### Given information:
----

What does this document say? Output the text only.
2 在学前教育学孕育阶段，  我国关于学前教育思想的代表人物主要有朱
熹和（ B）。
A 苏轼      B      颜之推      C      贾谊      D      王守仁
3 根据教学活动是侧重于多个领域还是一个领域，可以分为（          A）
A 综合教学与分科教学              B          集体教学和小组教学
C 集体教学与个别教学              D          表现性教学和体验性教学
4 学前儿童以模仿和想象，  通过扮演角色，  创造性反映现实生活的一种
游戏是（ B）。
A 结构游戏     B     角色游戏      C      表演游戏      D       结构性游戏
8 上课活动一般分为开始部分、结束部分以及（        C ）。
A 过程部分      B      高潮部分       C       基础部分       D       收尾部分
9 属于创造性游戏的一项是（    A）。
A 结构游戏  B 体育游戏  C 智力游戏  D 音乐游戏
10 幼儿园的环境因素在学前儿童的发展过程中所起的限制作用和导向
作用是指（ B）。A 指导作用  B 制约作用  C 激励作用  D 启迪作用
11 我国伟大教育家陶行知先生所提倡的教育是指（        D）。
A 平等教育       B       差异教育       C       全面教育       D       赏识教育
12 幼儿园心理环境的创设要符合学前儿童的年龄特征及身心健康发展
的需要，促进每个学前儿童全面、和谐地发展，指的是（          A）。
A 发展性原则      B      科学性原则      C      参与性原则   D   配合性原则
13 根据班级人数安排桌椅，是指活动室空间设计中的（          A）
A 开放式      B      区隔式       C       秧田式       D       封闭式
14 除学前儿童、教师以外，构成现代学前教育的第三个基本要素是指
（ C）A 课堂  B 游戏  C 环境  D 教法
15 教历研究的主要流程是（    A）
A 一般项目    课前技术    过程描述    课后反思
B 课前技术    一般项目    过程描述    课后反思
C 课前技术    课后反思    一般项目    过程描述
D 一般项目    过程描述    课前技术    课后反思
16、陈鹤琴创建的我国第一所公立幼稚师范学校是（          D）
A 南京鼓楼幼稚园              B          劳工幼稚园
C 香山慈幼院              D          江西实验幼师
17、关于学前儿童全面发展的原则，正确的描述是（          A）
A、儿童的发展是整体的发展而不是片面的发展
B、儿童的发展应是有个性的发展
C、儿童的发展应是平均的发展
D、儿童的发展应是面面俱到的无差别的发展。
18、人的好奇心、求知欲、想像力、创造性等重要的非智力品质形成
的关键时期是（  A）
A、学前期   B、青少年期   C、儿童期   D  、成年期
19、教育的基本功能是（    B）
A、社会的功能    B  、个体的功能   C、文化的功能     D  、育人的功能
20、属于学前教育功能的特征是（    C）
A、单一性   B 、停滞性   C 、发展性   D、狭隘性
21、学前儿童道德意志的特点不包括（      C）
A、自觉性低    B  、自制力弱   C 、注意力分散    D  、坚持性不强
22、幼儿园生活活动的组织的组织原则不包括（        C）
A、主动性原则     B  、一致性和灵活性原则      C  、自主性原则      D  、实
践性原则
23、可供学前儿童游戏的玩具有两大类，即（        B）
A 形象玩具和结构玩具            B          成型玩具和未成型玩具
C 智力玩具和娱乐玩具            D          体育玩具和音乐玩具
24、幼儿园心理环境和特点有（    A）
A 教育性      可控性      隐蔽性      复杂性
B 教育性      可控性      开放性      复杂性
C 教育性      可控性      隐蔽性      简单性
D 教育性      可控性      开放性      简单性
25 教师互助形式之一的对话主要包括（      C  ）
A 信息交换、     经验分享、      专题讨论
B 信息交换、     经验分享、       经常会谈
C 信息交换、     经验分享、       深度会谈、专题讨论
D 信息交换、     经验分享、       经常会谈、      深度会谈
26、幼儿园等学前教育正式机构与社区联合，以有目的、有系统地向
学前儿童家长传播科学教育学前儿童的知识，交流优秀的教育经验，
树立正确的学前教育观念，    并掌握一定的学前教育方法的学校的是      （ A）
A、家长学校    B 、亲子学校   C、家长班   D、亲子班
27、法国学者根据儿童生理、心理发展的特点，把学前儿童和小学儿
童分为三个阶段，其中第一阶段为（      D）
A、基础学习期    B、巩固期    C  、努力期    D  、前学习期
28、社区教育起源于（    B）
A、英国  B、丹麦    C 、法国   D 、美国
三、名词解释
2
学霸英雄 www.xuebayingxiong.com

----

Every line holding "课前技术" should be copied out.

A 一般项目    课前技术    过程描述    课后反思
B 课前技术    一般项目    过程描述    课后反思
C 课前技术    课后反思    一般项目    过程描述
D 一般项目    过程描述    课前技术    课后反思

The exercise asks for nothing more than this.